Task: Read the records and gather each line that includes "content".

Material for this exercise:

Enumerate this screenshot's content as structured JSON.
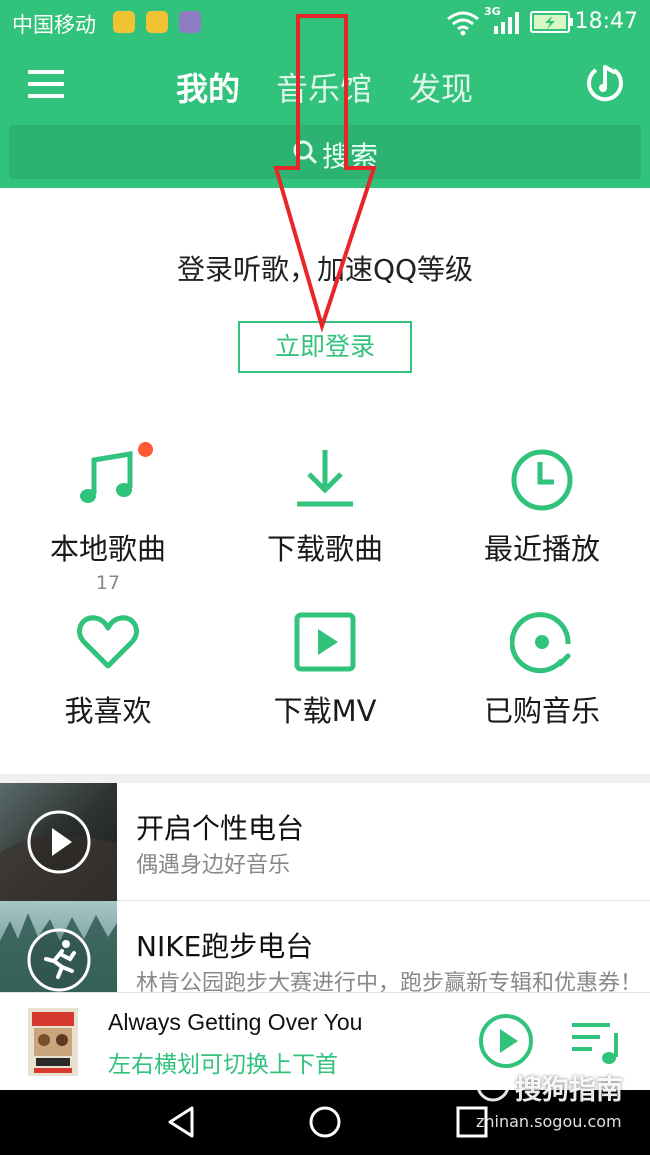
{
  "status_bar": {
    "carrier": "中国移动",
    "network": "3G",
    "time": "18:47"
  },
  "header": {
    "tabs": [
      "我的",
      "音乐馆",
      "发现"
    ],
    "active_tab_index": 0,
    "search_label": "搜索"
  },
  "login": {
    "prompt": "登录听歌，加速QQ等级",
    "button_label": "立即登录"
  },
  "grid": {
    "items": [
      {
        "label": "本地歌曲",
        "icon": "music-note-icon",
        "count": "17",
        "badge": true
      },
      {
        "label": "下载歌曲",
        "icon": "download-icon"
      },
      {
        "label": "最近播放",
        "icon": "clock-icon"
      },
      {
        "label": "我喜欢",
        "icon": "heart-icon"
      },
      {
        "label": "下载MV",
        "icon": "video-play-icon"
      },
      {
        "label": "已购音乐",
        "icon": "disc-icon"
      }
    ]
  },
  "radio": {
    "items": [
      {
        "title": "开启个性电台",
        "subtitle": "偶遇身边好音乐",
        "icon": "play-circle-icon"
      },
      {
        "title": "NIKE跑步电台",
        "subtitle": "林肯公园跑步大赛进行中，跑步赢新专辑和优惠券！",
        "icon": "runner-icon"
      }
    ]
  },
  "mini_player": {
    "song": "Always Getting Over You",
    "hint": "左右横划可切换上下首"
  },
  "watermark": {
    "brand": "搜狗指南",
    "domain": "zhinan.sogou.com"
  },
  "colors": {
    "accent": "#31c27c",
    "badge": "#ff5a32",
    "annotation": "#e8262a"
  }
}
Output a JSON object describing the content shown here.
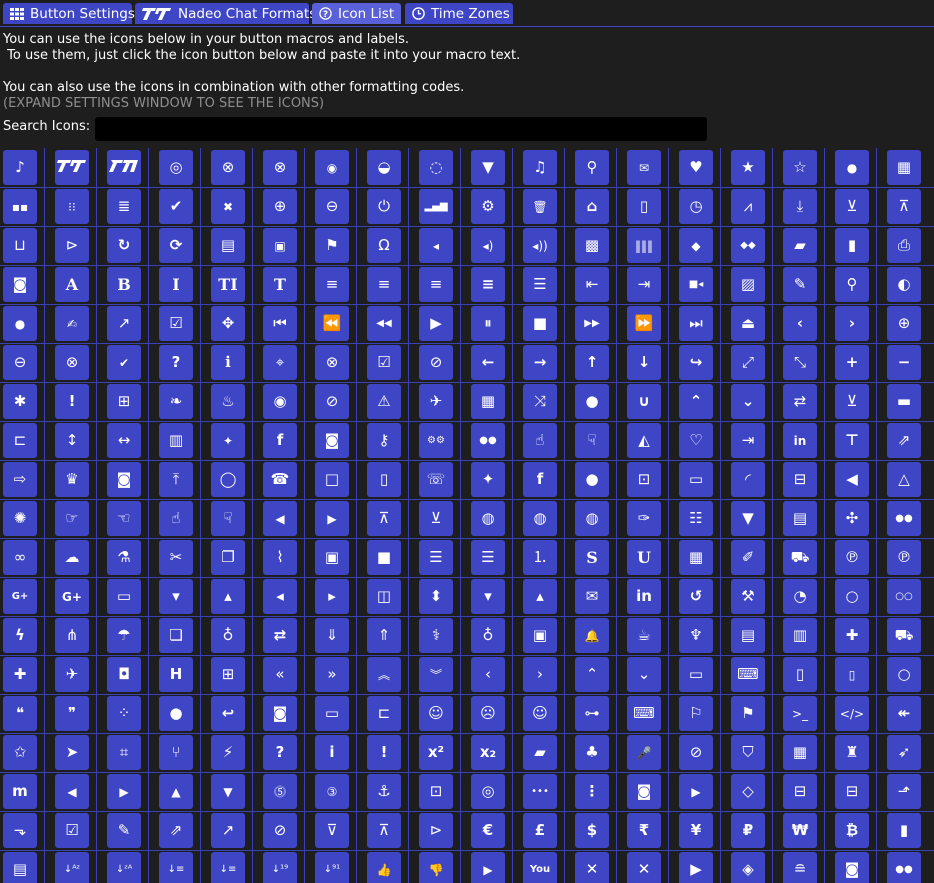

Solution below:
Enumerate this screenshot's content as structured JSON.
Output a JSON object describing the content shown here.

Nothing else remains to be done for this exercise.